▶ **SET PROBLEM**:
Reproduce all records exactly.
-- START MATERIALS PROVIDED --
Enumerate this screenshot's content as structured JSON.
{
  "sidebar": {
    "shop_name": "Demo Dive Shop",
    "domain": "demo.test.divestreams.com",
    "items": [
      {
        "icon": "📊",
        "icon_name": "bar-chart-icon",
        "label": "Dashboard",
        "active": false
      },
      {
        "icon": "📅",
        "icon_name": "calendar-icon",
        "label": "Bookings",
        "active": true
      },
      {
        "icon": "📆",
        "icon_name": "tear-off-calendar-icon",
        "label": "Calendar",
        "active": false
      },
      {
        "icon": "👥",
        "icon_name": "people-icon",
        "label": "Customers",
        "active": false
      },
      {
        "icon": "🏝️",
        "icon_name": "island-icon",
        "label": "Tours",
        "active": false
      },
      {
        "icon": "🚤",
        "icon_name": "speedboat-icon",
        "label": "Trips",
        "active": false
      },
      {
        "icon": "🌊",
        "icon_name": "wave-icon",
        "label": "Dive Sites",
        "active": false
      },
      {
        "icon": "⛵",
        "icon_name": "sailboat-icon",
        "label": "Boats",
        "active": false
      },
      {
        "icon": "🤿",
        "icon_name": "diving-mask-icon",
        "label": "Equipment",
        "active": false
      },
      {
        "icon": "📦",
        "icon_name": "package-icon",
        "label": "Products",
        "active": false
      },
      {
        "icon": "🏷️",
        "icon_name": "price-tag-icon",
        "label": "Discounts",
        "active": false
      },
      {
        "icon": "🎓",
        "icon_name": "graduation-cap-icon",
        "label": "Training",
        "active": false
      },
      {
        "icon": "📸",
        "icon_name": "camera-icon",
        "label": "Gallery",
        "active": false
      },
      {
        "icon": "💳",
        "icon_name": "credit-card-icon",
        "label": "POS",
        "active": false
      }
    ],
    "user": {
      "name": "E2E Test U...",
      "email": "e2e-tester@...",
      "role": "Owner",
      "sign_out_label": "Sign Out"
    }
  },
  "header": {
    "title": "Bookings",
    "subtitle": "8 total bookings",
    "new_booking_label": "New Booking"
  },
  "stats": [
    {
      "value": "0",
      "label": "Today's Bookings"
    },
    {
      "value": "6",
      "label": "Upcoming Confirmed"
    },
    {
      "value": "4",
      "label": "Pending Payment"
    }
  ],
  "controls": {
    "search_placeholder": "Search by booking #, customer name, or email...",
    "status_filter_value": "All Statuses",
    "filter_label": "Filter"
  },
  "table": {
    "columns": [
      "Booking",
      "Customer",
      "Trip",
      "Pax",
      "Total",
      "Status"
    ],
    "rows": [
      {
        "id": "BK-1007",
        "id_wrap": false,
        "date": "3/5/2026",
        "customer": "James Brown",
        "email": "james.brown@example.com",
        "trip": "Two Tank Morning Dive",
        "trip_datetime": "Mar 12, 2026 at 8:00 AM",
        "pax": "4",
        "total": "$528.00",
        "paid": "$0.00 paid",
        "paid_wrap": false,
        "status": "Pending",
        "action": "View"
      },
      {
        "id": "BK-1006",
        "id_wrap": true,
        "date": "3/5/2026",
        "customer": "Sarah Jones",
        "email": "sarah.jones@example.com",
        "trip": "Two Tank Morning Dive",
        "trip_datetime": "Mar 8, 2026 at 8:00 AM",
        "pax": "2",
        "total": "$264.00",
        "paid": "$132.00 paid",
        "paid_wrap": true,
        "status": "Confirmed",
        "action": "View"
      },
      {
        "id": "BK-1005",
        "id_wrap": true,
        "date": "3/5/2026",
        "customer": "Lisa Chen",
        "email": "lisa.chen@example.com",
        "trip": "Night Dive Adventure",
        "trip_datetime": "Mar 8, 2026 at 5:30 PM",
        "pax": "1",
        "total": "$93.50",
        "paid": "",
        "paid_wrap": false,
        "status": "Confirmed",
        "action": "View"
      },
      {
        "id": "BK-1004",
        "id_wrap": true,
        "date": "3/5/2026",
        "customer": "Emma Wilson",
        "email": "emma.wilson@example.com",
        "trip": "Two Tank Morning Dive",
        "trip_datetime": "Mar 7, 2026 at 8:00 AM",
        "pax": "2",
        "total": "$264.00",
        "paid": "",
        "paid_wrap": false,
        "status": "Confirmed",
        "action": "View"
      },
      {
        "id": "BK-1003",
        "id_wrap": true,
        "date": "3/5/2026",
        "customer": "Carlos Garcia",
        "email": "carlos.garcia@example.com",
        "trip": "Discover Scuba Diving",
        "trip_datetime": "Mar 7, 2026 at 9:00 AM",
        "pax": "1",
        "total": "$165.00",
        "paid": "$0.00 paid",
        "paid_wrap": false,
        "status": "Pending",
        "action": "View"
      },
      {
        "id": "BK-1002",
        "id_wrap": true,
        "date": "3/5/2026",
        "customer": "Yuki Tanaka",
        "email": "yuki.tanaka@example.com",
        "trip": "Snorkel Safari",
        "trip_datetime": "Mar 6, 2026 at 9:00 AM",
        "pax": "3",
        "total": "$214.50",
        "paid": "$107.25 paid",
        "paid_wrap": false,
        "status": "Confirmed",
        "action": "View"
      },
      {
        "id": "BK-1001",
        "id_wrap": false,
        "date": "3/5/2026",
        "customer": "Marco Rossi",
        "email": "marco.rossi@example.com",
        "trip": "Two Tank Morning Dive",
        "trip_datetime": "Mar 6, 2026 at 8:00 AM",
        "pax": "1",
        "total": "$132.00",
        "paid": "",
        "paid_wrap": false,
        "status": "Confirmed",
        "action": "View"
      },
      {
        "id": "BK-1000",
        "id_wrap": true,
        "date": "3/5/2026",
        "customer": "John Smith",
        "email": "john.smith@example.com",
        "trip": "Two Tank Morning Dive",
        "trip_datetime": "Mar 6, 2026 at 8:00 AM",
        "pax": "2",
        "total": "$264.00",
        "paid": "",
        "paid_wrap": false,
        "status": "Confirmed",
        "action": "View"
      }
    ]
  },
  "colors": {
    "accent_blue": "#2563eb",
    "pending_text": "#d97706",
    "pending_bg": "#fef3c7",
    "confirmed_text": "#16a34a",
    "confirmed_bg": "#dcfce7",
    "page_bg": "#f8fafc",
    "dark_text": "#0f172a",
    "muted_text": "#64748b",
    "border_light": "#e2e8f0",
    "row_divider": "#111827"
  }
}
-- END MATERIALS PROVIDED --
▶ **THE SOLUTION**:
Enumerate this screenshot's content as structured JSON.
{
  "sidebar": {
    "shop_name": "Demo Dive Shop",
    "domain": "demo.test.divestreams.com",
    "items": [
      {
        "icon": "📊",
        "icon_name": "bar-chart-icon",
        "label": "Dashboard",
        "active": false
      },
      {
        "icon": "📅",
        "icon_name": "calendar-icon",
        "label": "Bookings",
        "active": true
      },
      {
        "icon": "📆",
        "icon_name": "tear-off-calendar-icon",
        "label": "Calendar",
        "active": false
      },
      {
        "icon": "👥",
        "icon_name": "people-icon",
        "label": "Customers",
        "active": false
      },
      {
        "icon": "🏝️",
        "icon_name": "island-icon",
        "label": "Tours",
        "active": false
      },
      {
        "icon": "🚤",
        "icon_name": "speedboat-icon",
        "label": "Trips",
        "active": false
      },
      {
        "icon": "🌊",
        "icon_name": "wave-icon",
        "label": "Dive Sites",
        "active": false
      },
      {
        "icon": "⛵",
        "icon_name": "sailboat-icon",
        "label": "Boats",
        "active": false
      },
      {
        "icon": "🤿",
        "icon_name": "diving-mask-icon",
        "label": "Equipment",
        "active": false
      },
      {
        "icon": "📦",
        "icon_name": "package-icon",
        "label": "Products",
        "active": false
      },
      {
        "icon": "🏷️",
        "icon_name": "price-tag-icon",
        "label": "Discounts",
        "active": false
      },
      {
        "icon": "🎓",
        "icon_name": "graduation-cap-icon",
        "label": "Training",
        "active": false
      },
      {
        "icon": "📸",
        "icon_name": "camera-icon",
        "label": "Gallery",
        "active": false
      },
      {
        "icon": "💳",
        "icon_name": "credit-card-icon",
        "label": "POS",
        "active": false
      }
    ],
    "user": {
      "name": "E2E Test U...",
      "email": "e2e-tester@...",
      "role": "Owner",
      "sign_out_label": "Sign Out"
    }
  },
  "header": {
    "title": "Bookings",
    "subtitle": "8 total bookings",
    "new_booking_label": "New Booking"
  },
  "stats": [
    {
      "value": "0",
      "label": "Today's Bookings"
    },
    {
      "value": "6",
      "label": "Upcoming Confirmed"
    },
    {
      "value": "4",
      "label": "Pending Payment"
    }
  ],
  "controls": {
    "search_placeholder": "Search by booking #, customer name, or email...",
    "status_filter_value": "All Statuses",
    "filter_label": "Filter"
  },
  "table": {
    "columns": [
      "Booking",
      "Customer",
      "Trip",
      "Pax",
      "Total",
      "Status"
    ],
    "rows": [
      {
        "id": "BK-1007",
        "id_wrap": false,
        "date": "3/5/2026",
        "customer": "James Brown",
        "email": "james.brown@example.com",
        "trip": "Two Tank Morning Dive",
        "trip_datetime": "Mar 12, 2026 at 8:00 AM",
        "pax": "4",
        "total": "$528.00",
        "paid": "$0.00 paid",
        "paid_wrap": false,
        "status": "Pending",
        "action": "View"
      },
      {
        "id": "BK-1006",
        "id_wrap": true,
        "date": "3/5/2026",
        "customer": "Sarah Jones",
        "email": "sarah.jones@example.com",
        "trip": "Two Tank Morning Dive",
        "trip_datetime": "Mar 8, 2026 at 8:00 AM",
        "pax": "2",
        "total": "$264.00",
        "paid": "$132.00 paid",
        "paid_wrap": true,
        "status": "Confirmed",
        "action": "View"
      },
      {
        "id": "BK-1005",
        "id_wrap": true,
        "date": "3/5/2026",
        "customer": "Lisa Chen",
        "email": "lisa.chen@example.com",
        "trip": "Night Dive Adventure",
        "trip_datetime": "Mar 8, 2026 at 5:30 PM",
        "pax": "1",
        "total": "$93.50",
        "paid": "",
        "paid_wrap": false,
        "status": "Confirmed",
        "action": "View"
      },
      {
        "id": "BK-1004",
        "id_wrap": true,
        "date": "3/5/2026",
        "customer": "Emma Wilson",
        "email": "emma.wilson@example.com",
        "trip": "Two Tank Morning Dive",
        "trip_datetime": "Mar 7, 2026 at 8:00 AM",
        "pax": "2",
        "total": "$264.00",
        "paid": "",
        "paid_wrap": false,
        "status": "Confirmed",
        "action": "View"
      },
      {
        "id": "BK-1003",
        "id_wrap": true,
        "date": "3/5/2026",
        "customer": "Carlos Garcia",
        "email": "carlos.garcia@example.com",
        "trip": "Discover Scuba Diving",
        "trip_datetime": "Mar 7, 2026 at 9:00 AM",
        "pax": "1",
        "total": "$165.00",
        "paid": "$0.00 paid",
        "paid_wrap": false,
        "status": "Pending",
        "action": "View"
      },
      {
        "id": "BK-1002",
        "id_wrap": true,
        "date": "3/5/2026",
        "customer": "Yuki Tanaka",
        "email": "yuki.tanaka@example.com",
        "trip": "Snorkel Safari",
        "trip_datetime": "Mar 6, 2026 at 9:00 AM",
        "pax": "3",
        "total": "$214.50",
        "paid": "$107.25 paid",
        "paid_wrap": false,
        "status": "Confirmed",
        "action": "View"
      },
      {
        "id": "BK-1001",
        "id_wrap": false,
        "date": "3/5/2026",
        "customer": "Marco Rossi",
        "email": "marco.rossi@example.com",
        "trip": "Two Tank Morning Dive",
        "trip_datetime": "Mar 6, 2026 at 8:00 AM",
        "pax": "1",
        "total": "$132.00",
        "paid": "",
        "paid_wrap": false,
        "status": "Confirmed",
        "action": "View"
      },
      {
        "id": "BK-1000",
        "id_wrap": true,
        "date": "3/5/2026",
        "customer": "John Smith",
        "email": "john.smith@example.com",
        "trip": "Two Tank Morning Dive",
        "trip_datetime": "Mar 6, 2026 at 8:00 AM",
        "pax": "2",
        "total": "$264.00",
        "paid": "",
        "paid_wrap": false,
        "status": "Confirmed",
        "action": "View"
      }
    ]
  },
  "colors": {
    "accent_blue": "#2563eb",
    "pending_text": "#d97706",
    "pending_bg": "#fef3c7",
    "confirmed_text": "#16a34a",
    "confirmed_bg": "#dcfce7",
    "page_bg": "#f8fafc",
    "dark_text": "#0f172a",
    "muted_text": "#64748b",
    "border_light": "#e2e8f0",
    "row_divider": "#111827"
  }
}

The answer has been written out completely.